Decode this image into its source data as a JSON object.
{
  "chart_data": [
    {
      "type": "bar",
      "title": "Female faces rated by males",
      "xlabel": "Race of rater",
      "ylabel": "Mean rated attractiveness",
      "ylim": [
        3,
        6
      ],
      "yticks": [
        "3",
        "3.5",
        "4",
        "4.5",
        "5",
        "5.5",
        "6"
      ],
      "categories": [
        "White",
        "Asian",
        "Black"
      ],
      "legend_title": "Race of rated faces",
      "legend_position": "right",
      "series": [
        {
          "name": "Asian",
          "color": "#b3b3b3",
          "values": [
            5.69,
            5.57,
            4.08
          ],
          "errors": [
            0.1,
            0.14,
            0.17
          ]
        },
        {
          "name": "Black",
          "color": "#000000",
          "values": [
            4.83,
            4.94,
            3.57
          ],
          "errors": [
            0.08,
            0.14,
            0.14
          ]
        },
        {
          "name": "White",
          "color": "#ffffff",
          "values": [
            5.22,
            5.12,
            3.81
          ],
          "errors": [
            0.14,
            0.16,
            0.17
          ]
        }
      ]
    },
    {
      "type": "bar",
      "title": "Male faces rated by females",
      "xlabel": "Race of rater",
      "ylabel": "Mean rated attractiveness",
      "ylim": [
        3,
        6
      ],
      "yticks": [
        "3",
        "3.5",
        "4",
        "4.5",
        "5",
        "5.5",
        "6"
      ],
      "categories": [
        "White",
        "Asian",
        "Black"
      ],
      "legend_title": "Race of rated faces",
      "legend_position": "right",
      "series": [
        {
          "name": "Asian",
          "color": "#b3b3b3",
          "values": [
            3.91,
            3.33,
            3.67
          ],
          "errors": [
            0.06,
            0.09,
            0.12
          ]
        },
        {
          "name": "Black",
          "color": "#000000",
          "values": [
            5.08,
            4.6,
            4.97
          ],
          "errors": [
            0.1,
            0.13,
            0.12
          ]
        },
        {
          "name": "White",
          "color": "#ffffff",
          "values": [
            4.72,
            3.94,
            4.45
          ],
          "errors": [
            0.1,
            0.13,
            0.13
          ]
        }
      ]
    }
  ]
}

+===+

■ **GOAL**:
Where a line of the data holds "faces", show that line.

■ **OUTPUT OF THE EXERCISE**:
      "title": "Female faces rated by males",
      "legend_title": "Race of rated faces",
      "title": "Male faces rated by females",
      "legend_title": "Race of rated faces",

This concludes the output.